Written task: Output, with no changes, the span of lines that opens with the line containing "Enumerate this screenshot's" and closes with the last line.

Source material:
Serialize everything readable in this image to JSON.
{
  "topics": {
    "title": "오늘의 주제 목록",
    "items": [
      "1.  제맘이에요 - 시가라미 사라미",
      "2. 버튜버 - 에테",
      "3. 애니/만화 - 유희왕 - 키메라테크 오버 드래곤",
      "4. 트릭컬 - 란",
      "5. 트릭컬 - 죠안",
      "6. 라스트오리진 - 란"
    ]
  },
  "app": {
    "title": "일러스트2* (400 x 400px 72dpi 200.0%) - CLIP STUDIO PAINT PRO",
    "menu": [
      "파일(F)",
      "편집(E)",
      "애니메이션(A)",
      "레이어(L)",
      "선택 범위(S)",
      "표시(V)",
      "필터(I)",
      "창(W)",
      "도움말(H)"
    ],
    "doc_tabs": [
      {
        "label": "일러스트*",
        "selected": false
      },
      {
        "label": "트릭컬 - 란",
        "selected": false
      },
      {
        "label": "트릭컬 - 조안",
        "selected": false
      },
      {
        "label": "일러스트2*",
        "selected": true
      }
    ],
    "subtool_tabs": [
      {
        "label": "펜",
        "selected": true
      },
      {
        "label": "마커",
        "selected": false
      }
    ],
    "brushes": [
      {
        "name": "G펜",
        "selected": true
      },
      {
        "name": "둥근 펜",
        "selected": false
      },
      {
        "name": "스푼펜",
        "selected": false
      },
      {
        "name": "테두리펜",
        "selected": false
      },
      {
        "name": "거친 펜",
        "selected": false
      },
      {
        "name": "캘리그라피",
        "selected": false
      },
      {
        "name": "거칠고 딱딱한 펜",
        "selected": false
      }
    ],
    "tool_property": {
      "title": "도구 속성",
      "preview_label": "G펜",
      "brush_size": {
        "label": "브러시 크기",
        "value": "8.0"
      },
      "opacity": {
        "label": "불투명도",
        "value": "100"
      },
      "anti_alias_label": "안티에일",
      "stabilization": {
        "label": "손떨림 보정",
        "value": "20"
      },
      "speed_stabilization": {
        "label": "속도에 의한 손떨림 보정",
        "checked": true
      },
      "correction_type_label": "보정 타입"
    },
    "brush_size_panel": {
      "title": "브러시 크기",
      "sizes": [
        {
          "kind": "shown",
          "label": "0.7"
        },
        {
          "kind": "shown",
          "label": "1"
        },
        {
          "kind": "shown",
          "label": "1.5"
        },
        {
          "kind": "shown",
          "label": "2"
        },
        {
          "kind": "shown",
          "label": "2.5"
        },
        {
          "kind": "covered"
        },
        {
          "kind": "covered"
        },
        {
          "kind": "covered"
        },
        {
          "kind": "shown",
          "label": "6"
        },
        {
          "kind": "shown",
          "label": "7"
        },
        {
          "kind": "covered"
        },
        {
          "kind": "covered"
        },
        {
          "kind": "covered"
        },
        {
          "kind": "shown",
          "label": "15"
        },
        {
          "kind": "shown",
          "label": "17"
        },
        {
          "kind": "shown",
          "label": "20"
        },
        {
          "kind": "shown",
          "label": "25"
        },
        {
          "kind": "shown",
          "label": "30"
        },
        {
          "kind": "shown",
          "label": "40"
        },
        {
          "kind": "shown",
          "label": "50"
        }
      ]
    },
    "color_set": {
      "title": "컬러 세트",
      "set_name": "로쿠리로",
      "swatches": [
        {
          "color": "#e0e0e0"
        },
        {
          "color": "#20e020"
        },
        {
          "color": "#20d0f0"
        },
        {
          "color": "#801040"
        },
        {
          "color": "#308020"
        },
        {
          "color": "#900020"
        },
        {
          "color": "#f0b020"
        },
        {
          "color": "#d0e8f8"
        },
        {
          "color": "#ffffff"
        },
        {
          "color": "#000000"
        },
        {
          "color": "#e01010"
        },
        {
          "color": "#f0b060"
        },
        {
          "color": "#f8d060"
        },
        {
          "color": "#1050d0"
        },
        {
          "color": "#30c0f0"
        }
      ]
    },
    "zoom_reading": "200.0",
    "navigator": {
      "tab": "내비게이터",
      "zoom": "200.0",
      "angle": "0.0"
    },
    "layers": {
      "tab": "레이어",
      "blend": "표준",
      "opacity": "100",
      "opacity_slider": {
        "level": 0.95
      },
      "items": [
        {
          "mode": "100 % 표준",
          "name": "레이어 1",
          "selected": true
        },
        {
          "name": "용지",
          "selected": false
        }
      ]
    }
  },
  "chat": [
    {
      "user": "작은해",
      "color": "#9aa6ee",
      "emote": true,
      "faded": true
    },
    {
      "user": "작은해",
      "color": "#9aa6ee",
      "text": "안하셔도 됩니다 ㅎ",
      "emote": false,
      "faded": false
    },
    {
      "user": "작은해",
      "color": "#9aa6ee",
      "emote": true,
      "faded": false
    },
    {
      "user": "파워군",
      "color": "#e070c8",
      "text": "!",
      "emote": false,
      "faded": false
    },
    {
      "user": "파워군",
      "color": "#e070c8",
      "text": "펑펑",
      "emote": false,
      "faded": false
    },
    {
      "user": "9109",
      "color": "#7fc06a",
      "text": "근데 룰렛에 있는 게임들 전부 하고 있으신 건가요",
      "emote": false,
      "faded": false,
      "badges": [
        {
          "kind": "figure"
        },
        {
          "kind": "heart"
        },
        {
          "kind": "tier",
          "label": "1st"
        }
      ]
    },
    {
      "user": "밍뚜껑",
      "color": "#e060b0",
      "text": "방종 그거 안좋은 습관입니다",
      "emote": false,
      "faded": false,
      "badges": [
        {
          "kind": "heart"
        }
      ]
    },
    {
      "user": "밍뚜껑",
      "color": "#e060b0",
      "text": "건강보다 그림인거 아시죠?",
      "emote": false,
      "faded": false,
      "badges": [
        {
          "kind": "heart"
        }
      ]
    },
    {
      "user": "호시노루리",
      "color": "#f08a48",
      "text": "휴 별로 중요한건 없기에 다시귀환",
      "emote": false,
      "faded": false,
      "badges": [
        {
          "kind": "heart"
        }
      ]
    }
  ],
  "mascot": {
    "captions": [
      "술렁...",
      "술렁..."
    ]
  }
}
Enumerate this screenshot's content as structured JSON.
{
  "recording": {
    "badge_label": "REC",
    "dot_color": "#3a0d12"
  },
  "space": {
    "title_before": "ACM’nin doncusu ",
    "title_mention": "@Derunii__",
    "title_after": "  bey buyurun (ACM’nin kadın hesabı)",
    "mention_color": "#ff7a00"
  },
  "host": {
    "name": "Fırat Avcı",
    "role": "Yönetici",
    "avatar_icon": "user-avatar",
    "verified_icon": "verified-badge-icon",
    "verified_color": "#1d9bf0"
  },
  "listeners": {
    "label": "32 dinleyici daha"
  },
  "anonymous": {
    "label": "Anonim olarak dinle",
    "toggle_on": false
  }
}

Correct result:
Enumerate this screenshot's content as structured JSON.
{
  "recording": {
    "badge_label": "REC",
    "dot_color": "#3a0d12"
  },
  "space": {
    "title_before": "ACM’nin doncusu ",
    "title_mention": "@Derunii__",
    "title_after": "  bey buyurun (ACM’nin kadın hesabı)",
    "mention_color": "#ff7a00"
  },
  "host": {
    "name": "Fırat Avcı",
    "role": "Yönetici",
    "avatar_icon": "user-avatar",
    "verified_icon": "verified-badge-icon",
    "verified_color": "#1d9bf0"
  },
  "listeners": {
    "label": "32 dinleyici daha"
  },
  "anonymous": {
    "label": "Anonim olarak dinle",
    "toggle_on": false
  }
}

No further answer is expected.